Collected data
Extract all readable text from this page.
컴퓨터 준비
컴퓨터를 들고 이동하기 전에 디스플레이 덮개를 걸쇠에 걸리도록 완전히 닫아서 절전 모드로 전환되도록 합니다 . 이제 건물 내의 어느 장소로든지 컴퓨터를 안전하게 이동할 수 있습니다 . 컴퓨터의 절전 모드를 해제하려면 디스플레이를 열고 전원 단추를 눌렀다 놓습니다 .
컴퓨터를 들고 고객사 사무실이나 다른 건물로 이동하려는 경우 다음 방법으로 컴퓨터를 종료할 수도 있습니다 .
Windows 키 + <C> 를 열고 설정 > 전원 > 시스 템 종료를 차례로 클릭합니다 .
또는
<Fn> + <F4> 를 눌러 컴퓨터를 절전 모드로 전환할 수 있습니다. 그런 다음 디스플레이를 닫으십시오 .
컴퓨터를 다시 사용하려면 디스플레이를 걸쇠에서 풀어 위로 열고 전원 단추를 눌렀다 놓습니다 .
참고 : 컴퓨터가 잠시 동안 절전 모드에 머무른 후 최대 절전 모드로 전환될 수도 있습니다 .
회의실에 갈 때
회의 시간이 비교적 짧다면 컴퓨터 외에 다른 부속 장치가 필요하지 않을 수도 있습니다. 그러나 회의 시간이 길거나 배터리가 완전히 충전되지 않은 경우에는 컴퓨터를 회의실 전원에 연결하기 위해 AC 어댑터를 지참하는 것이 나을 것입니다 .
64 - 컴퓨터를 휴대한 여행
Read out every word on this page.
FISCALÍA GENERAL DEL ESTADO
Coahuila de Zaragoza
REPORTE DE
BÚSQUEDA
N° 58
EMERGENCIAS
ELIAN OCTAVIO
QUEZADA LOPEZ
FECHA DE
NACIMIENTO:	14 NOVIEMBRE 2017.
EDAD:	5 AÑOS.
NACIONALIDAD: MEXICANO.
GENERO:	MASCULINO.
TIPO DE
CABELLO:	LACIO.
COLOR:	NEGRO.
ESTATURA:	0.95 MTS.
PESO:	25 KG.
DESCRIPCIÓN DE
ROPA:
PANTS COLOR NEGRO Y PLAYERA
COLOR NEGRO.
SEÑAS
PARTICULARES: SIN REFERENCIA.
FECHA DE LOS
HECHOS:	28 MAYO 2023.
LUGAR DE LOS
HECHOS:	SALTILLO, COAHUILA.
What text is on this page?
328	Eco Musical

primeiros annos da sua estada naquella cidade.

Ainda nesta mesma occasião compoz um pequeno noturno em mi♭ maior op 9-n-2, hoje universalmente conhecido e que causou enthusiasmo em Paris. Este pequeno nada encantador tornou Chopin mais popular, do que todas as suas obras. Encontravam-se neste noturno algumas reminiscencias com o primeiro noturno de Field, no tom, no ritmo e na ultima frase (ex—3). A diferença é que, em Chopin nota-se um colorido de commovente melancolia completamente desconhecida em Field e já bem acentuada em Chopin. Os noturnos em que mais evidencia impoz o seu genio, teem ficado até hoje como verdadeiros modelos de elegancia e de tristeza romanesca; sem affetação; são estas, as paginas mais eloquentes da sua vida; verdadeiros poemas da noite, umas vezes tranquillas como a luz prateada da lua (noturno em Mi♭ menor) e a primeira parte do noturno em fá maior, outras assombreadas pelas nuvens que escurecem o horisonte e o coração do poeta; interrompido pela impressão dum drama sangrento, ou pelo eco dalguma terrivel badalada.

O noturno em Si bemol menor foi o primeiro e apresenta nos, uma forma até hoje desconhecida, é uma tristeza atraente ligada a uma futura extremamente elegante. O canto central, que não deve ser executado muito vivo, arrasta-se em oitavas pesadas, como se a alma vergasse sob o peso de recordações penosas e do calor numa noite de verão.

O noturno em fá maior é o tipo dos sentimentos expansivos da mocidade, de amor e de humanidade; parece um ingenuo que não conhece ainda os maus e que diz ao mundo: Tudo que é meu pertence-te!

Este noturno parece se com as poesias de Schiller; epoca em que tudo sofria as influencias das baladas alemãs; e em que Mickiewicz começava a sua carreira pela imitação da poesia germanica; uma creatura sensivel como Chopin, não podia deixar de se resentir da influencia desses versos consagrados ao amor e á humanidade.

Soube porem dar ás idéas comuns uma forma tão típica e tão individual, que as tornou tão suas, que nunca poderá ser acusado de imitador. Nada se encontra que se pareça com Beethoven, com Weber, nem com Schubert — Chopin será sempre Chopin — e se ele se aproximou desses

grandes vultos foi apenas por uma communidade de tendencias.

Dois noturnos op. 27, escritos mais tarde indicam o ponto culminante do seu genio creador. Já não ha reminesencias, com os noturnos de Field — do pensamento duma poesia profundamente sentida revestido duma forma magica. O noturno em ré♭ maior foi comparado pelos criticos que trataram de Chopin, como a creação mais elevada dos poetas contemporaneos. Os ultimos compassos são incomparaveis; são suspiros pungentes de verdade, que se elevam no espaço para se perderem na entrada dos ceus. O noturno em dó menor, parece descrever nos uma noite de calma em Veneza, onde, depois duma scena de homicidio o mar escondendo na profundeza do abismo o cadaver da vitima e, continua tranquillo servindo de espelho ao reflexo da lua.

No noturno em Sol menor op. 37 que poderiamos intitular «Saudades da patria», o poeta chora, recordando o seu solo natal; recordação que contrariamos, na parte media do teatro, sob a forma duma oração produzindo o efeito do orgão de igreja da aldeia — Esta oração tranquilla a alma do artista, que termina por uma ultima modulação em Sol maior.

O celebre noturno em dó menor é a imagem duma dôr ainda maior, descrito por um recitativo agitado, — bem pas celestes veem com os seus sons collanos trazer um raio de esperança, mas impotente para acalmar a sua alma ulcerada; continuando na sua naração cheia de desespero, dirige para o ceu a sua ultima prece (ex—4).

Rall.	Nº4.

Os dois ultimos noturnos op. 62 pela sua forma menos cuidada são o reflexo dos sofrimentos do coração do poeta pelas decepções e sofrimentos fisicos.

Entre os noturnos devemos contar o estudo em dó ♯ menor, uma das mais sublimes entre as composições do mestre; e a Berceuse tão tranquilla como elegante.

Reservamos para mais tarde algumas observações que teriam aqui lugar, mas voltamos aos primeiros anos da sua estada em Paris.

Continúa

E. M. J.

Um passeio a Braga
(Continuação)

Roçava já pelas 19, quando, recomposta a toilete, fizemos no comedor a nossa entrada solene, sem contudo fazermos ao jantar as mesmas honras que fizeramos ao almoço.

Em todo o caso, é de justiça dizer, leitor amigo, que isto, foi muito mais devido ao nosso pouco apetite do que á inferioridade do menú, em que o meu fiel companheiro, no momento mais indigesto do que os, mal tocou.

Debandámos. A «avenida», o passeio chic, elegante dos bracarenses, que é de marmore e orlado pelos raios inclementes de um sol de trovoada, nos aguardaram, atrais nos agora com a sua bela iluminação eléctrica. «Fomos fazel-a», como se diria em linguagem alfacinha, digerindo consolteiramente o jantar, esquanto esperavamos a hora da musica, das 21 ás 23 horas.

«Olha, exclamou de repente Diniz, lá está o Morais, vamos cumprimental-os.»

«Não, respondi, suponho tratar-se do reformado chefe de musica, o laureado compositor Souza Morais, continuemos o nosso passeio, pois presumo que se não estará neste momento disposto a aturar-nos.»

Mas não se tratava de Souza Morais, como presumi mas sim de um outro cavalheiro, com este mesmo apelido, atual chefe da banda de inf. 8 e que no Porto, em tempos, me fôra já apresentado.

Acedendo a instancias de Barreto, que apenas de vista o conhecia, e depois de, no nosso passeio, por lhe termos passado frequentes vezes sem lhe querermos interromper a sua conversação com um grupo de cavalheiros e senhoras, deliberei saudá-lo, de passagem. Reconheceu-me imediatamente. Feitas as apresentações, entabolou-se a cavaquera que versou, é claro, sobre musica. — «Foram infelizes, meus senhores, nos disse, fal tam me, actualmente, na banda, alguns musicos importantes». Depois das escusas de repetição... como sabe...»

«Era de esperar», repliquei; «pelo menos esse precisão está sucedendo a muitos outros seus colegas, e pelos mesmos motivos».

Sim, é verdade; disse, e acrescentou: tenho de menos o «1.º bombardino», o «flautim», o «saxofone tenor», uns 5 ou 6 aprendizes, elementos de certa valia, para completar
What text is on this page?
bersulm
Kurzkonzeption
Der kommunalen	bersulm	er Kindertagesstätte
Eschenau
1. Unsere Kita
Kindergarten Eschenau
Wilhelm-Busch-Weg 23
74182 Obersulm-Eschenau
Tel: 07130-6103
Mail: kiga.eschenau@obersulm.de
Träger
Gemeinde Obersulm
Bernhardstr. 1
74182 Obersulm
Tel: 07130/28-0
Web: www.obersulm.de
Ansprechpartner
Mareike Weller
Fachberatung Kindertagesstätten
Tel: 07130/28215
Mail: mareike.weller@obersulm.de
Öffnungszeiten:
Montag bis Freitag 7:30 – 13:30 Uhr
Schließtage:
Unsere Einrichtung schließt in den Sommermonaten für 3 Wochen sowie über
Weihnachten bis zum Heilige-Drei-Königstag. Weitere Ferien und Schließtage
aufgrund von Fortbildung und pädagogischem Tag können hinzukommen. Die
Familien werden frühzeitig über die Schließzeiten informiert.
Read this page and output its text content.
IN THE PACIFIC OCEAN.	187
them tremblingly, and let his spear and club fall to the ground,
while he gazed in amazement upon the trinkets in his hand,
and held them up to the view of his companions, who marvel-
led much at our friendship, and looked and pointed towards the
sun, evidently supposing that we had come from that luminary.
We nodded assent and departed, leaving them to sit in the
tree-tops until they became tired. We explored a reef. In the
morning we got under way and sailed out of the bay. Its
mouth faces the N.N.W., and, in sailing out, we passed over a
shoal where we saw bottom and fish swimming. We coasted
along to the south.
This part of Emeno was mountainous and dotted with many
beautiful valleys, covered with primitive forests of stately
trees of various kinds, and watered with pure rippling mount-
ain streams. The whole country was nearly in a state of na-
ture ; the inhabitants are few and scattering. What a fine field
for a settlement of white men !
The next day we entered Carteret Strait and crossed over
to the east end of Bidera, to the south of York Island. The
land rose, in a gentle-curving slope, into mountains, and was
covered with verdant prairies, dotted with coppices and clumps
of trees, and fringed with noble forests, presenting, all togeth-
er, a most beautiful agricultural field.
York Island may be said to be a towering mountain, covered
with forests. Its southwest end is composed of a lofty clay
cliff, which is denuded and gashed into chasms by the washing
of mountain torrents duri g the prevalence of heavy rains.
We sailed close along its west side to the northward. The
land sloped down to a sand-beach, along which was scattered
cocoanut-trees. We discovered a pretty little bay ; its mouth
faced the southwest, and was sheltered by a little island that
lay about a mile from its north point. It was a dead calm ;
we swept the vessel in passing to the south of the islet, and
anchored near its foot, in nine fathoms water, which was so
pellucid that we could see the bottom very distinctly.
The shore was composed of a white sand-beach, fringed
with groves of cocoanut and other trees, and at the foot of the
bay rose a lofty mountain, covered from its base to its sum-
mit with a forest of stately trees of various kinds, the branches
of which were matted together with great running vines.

(Exercise task) Wherever the string "fringed" appears in the entries above, list that line.

(Output below)
of trees, and fringed with noble forests, presenting, all togeth-
The shore was composed of a white sand-beach, fringed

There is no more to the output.